**Requirements**:
Copy out every line exactly as given.

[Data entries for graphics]
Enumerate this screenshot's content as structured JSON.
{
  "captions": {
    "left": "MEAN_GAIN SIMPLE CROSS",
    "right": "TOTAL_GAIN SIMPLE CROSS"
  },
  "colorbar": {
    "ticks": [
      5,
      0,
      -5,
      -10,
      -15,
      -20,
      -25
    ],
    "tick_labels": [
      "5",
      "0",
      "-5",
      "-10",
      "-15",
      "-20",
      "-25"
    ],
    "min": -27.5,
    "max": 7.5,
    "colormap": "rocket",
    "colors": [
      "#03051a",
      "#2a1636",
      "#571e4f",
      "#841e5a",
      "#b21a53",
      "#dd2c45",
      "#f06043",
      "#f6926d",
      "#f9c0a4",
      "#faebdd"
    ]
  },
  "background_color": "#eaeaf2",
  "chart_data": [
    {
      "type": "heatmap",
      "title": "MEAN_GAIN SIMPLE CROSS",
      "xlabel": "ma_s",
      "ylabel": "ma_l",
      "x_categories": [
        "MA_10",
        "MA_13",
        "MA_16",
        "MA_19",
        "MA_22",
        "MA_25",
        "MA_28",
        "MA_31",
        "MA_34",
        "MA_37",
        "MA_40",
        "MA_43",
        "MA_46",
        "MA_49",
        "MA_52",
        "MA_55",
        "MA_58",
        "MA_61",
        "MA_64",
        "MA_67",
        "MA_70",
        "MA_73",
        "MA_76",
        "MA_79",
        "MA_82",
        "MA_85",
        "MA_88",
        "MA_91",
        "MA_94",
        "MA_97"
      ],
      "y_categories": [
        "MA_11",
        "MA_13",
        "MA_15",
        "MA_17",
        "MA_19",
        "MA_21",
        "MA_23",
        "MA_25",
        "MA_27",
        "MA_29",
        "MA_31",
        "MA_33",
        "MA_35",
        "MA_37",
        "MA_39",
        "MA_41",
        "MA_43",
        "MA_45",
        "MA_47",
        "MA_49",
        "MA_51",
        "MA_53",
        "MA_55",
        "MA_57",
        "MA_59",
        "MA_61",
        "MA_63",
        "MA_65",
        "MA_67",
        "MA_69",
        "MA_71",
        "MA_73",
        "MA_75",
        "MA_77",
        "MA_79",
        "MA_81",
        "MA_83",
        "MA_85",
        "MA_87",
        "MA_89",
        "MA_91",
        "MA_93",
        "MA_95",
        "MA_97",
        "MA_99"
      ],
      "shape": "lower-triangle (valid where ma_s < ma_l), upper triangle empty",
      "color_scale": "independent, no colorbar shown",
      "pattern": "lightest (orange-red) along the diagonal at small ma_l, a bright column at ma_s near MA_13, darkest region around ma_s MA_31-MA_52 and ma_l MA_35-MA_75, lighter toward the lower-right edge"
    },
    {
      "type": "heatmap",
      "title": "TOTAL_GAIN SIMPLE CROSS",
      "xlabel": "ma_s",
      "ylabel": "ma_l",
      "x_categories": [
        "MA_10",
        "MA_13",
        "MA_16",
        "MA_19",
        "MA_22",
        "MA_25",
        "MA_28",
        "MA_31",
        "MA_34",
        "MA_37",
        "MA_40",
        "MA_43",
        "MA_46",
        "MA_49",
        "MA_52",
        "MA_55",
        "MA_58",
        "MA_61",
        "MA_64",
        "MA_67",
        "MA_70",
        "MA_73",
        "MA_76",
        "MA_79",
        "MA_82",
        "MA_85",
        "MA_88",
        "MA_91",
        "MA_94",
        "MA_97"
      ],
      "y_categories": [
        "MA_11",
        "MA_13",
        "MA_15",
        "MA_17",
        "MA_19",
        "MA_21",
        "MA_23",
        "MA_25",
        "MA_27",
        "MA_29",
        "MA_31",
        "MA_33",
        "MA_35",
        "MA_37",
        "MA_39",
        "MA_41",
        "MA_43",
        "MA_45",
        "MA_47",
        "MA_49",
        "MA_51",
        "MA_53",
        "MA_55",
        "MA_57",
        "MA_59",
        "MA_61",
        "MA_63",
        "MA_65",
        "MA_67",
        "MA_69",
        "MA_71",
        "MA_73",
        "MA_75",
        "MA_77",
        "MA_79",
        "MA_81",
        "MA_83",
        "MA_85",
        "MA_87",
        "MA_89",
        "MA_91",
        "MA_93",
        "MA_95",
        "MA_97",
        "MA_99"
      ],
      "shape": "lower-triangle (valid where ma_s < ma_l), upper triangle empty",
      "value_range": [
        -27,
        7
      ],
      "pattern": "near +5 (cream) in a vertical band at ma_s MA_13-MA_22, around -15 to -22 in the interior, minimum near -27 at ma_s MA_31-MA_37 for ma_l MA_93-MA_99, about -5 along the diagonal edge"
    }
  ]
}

**Result for this task**:
Enumerate this screenshot's content as structured JSON.
{
  "captions": {
    "left": "MEAN_GAIN SIMPLE CROSS",
    "right": "TOTAL_GAIN SIMPLE CROSS"
  },
  "colorbar": {
    "ticks": [
      5,
      0,
      -5,
      -10,
      -15,
      -20,
      -25
    ],
    "tick_labels": [
      "5",
      "0",
      "-5",
      "-10",
      "-15",
      "-20",
      "-25"
    ],
    "min": -27.5,
    "max": 7.5,
    "colormap": "rocket",
    "colors": [
      "#03051a",
      "#2a1636",
      "#571e4f",
      "#841e5a",
      "#b21a53",
      "#dd2c45",
      "#f06043",
      "#f6926d",
      "#f9c0a4",
      "#faebdd"
    ]
  },
  "background_color": "#eaeaf2",
  "chart_data": [
    {
      "type": "heatmap",
      "title": "MEAN_GAIN SIMPLE CROSS",
      "xlabel": "ma_s",
      "ylabel": "ma_l",
      "x_categories": [
        "MA_10",
        "MA_13",
        "MA_16",
        "MA_19",
        "MA_22",
        "MA_25",
        "MA_28",
        "MA_31",
        "MA_34",
        "MA_37",
        "MA_40",
        "MA_43",
        "MA_46",
        "MA_49",
        "MA_52",
        "MA_55",
        "MA_58",
        "MA_61",
        "MA_64",
        "MA_67",
        "MA_70",
        "MA_73",
        "MA_76",
        "MA_79",
        "MA_82",
        "MA_85",
        "MA_88",
        "MA_91",
        "MA_94",
        "MA_97"
      ],
      "y_categories": [
        "MA_11",
        "MA_13",
        "MA_15",
        "MA_17",
        "MA_19",
        "MA_21",
        "MA_23",
        "MA_25",
        "MA_27",
        "MA_29",
        "MA_31",
        "MA_33",
        "MA_35",
        "MA_37",
        "MA_39",
        "MA_41",
        "MA_43",
        "MA_45",
        "MA_47",
        "MA_49",
        "MA_51",
        "MA_53",
        "MA_55",
        "MA_57",
        "MA_59",
        "MA_61",
        "MA_63",
        "MA_65",
        "MA_67",
        "MA_69",
        "MA_71",
        "MA_73",
        "MA_75",
        "MA_77",
        "MA_79",
        "MA_81",
        "MA_83",
        "MA_85",
        "MA_87",
        "MA_89",
        "MA_91",
        "MA_93",
        "MA_95",
        "MA_97",
        "MA_99"
      ],
      "shape": "lower-triangle (valid where ma_s < ma_l), upper triangle empty",
      "color_scale": "independent, no colorbar shown",
      "pattern": "lightest (orange-red) along the diagonal at small ma_l, a bright column at ma_s near MA_13, darkest region around ma_s MA_31-MA_52 and ma_l MA_35-MA_75, lighter toward the lower-right edge"
    },
    {
      "type": "heatmap",
      "title": "TOTAL_GAIN SIMPLE CROSS",
      "xlabel": "ma_s",
      "ylabel": "ma_l",
      "x_categories": [
        "MA_10",
        "MA_13",
        "MA_16",
        "MA_19",
        "MA_22",
        "MA_25",
        "MA_28",
        "MA_31",
        "MA_34",
        "MA_37",
        "MA_40",
        "MA_43",
        "MA_46",
        "MA_49",
        "MA_52",
        "MA_55",
        "MA_58",
        "MA_61",
        "MA_64",
        "MA_67",
        "MA_70",
        "MA_73",
        "MA_76",
        "MA_79",
        "MA_82",
        "MA_85",
        "MA_88",
        "MA_91",
        "MA_94",
        "MA_97"
      ],
      "y_categories": [
        "MA_11",
        "MA_13",
        "MA_15",
        "MA_17",
        "MA_19",
        "MA_21",
        "MA_23",
        "MA_25",
        "MA_27",
        "MA_29",
        "MA_31",
        "MA_33",
        "MA_35",
        "MA_37",
        "MA_39",
        "MA_41",
        "MA_43",
        "MA_45",
        "MA_47",
        "MA_49",
        "MA_51",
        "MA_53",
        "MA_55",
        "MA_57",
        "MA_59",
        "MA_61",
        "MA_63",
        "MA_65",
        "MA_67",
        "MA_69",
        "MA_71",
        "MA_73",
        "MA_75",
        "MA_77",
        "MA_79",
        "MA_81",
        "MA_83",
        "MA_85",
        "MA_87",
        "MA_89",
        "MA_91",
        "MA_93",
        "MA_95",
        "MA_97",
        "MA_99"
      ],
      "shape": "lower-triangle (valid where ma_s < ma_l), upper triangle empty",
      "value_range": [
        -27,
        7
      ],
      "pattern": "near +5 (cream) in a vertical band at ma_s MA_13-MA_22, around -15 to -22 in the interior, minimum near -27 at ma_s MA_31-MA_37 for ma_l MA_93-MA_99, about -5 along the diagonal edge"
    }
  ]
}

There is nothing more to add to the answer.